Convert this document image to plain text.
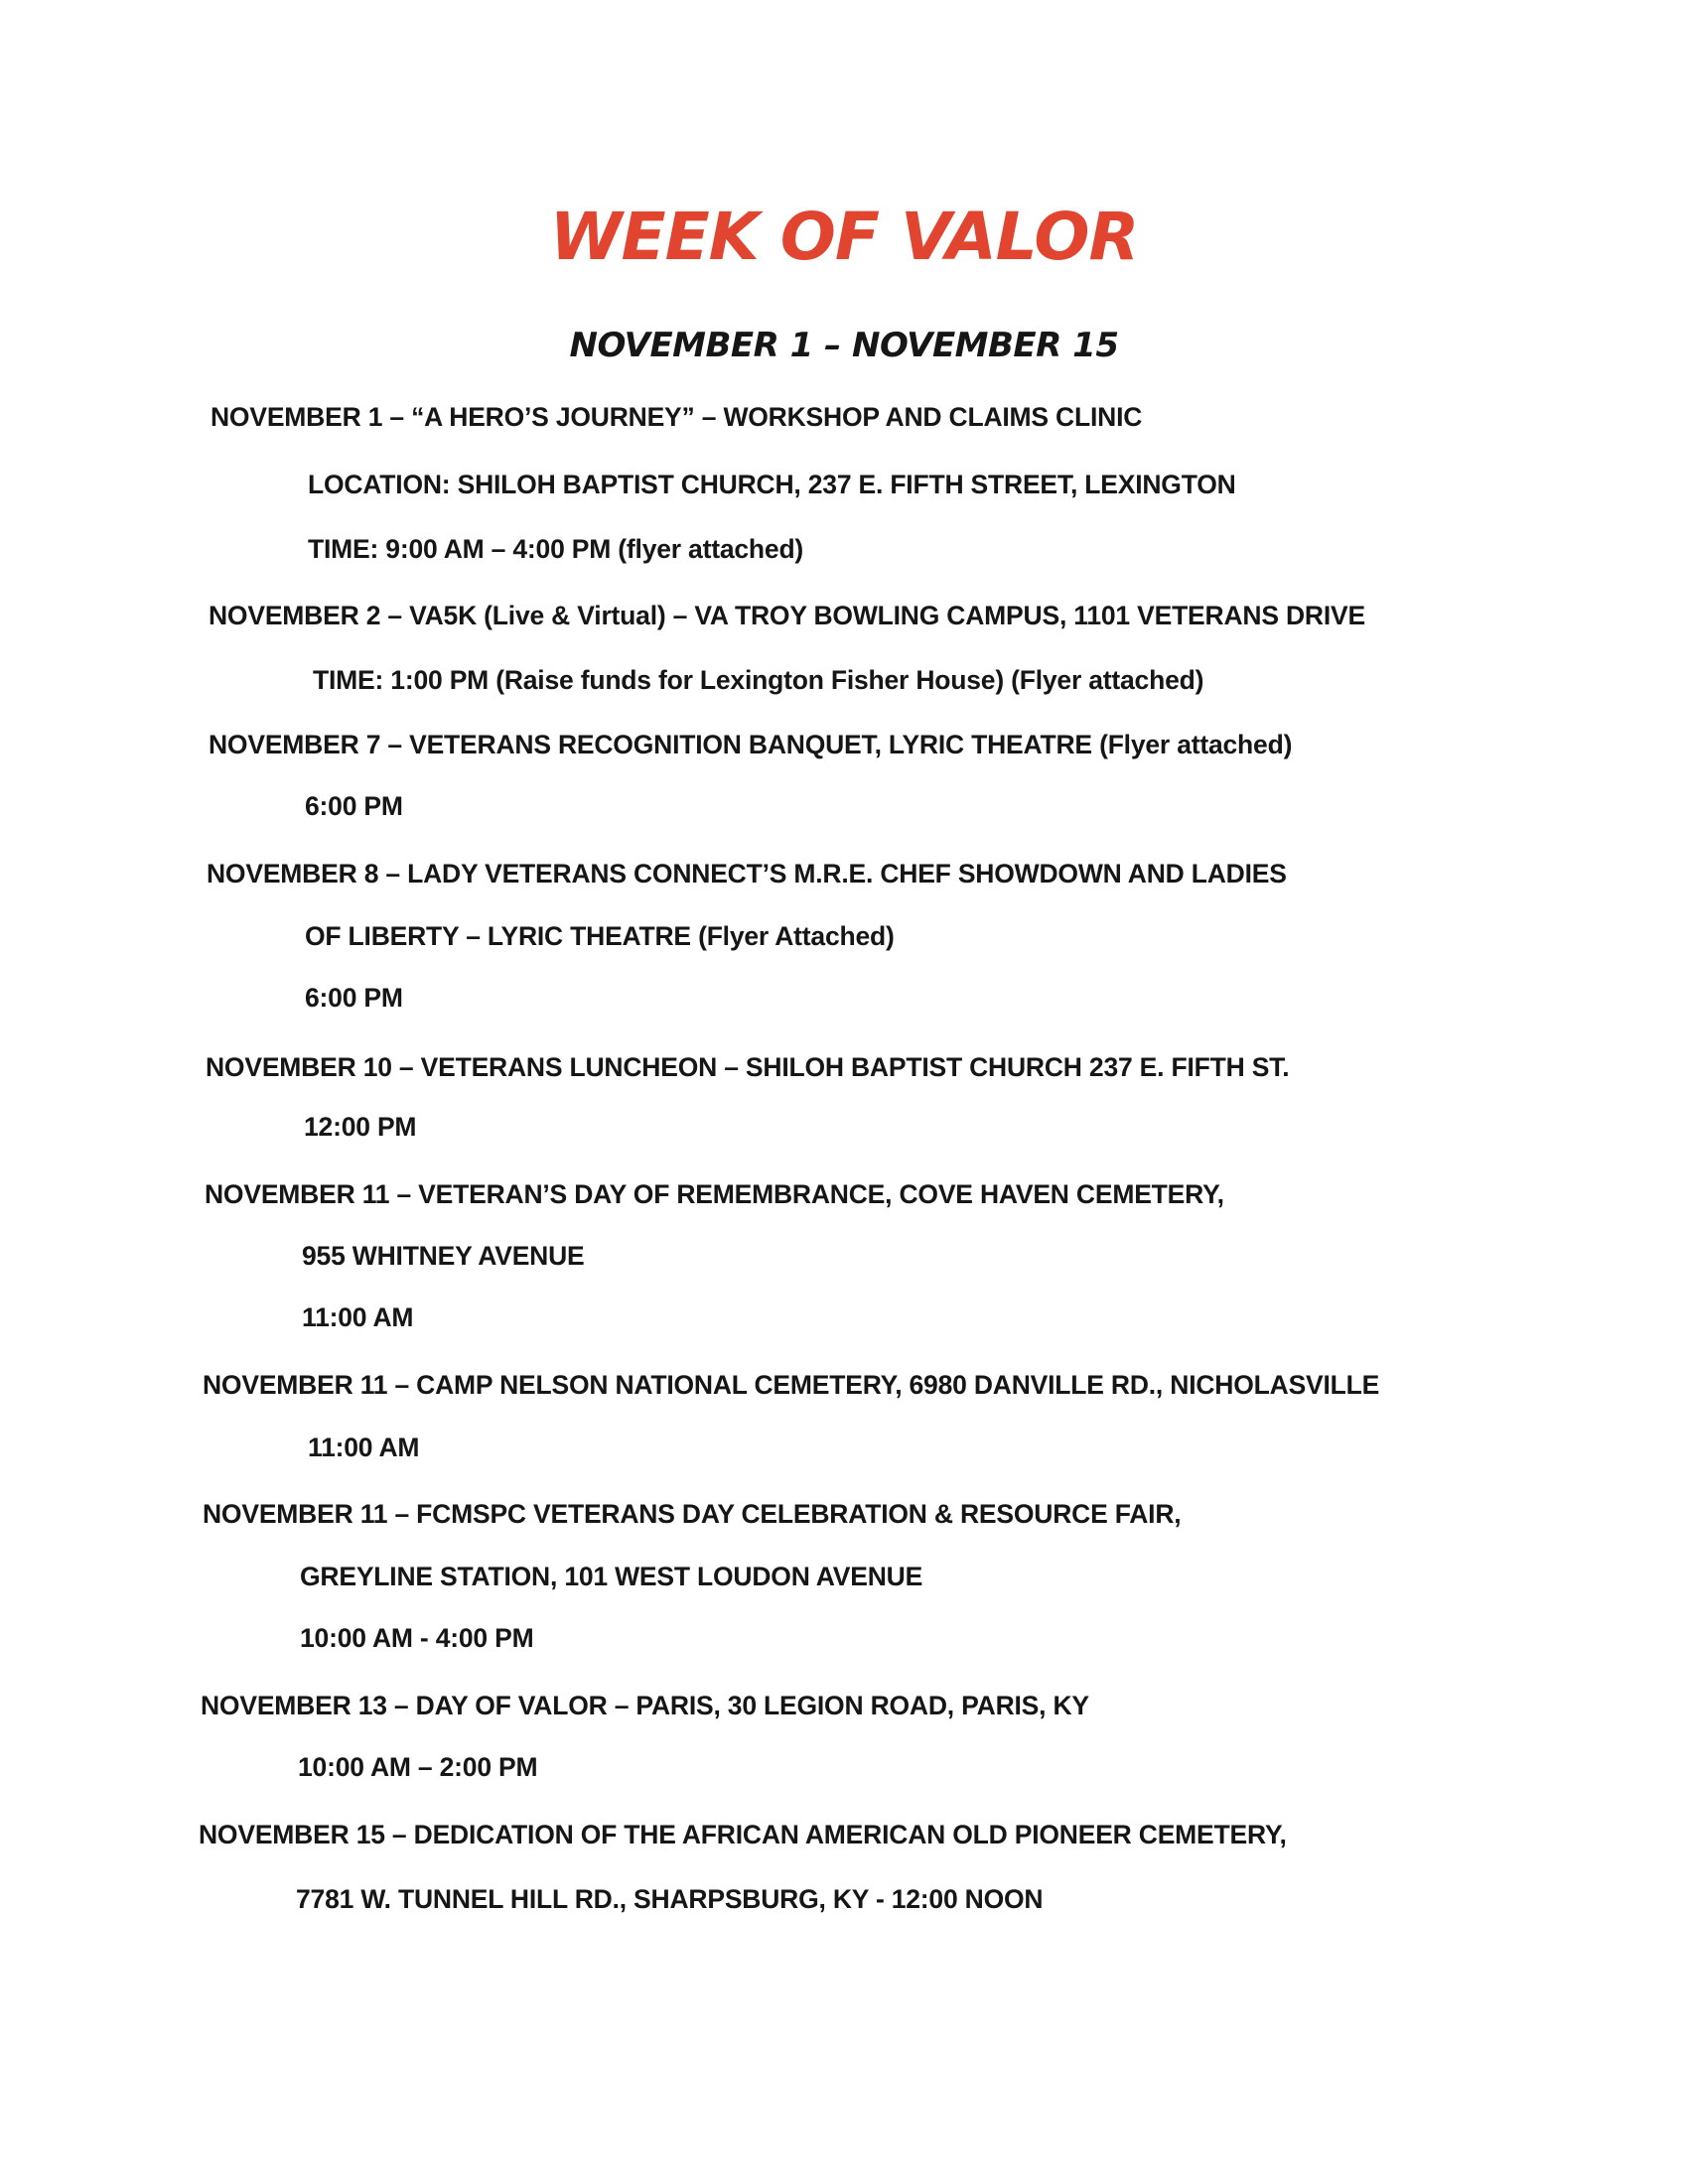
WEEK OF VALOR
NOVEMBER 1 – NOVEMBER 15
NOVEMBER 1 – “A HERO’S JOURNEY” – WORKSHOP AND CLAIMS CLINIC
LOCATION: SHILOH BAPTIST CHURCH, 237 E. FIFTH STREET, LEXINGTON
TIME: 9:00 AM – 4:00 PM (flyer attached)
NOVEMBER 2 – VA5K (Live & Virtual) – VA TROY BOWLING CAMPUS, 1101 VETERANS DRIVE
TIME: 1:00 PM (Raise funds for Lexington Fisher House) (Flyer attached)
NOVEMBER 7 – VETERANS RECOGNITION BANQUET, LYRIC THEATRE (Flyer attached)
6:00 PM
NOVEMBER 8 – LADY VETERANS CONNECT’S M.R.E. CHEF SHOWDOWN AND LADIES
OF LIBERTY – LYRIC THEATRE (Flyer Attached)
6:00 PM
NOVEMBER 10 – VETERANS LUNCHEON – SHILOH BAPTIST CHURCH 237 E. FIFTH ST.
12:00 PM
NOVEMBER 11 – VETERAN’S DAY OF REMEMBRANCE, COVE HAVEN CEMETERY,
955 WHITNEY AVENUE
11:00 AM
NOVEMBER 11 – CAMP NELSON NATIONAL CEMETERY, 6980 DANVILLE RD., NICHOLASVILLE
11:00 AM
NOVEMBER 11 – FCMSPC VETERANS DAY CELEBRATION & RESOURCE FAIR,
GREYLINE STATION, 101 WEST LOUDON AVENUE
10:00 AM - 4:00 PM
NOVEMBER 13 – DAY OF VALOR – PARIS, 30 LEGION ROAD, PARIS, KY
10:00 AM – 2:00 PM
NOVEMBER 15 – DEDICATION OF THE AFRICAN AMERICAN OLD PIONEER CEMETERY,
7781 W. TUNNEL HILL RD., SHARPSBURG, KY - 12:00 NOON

Written instruction: Which lines hold the string "THEATRE"? List them all.

Exercise answer:
NOVEMBER 7 – VETERANS RECOGNITION BANQUET, LYRIC THEATRE (Flyer attached)
OF LIBERTY – LYRIC THEATRE (Flyer Attached)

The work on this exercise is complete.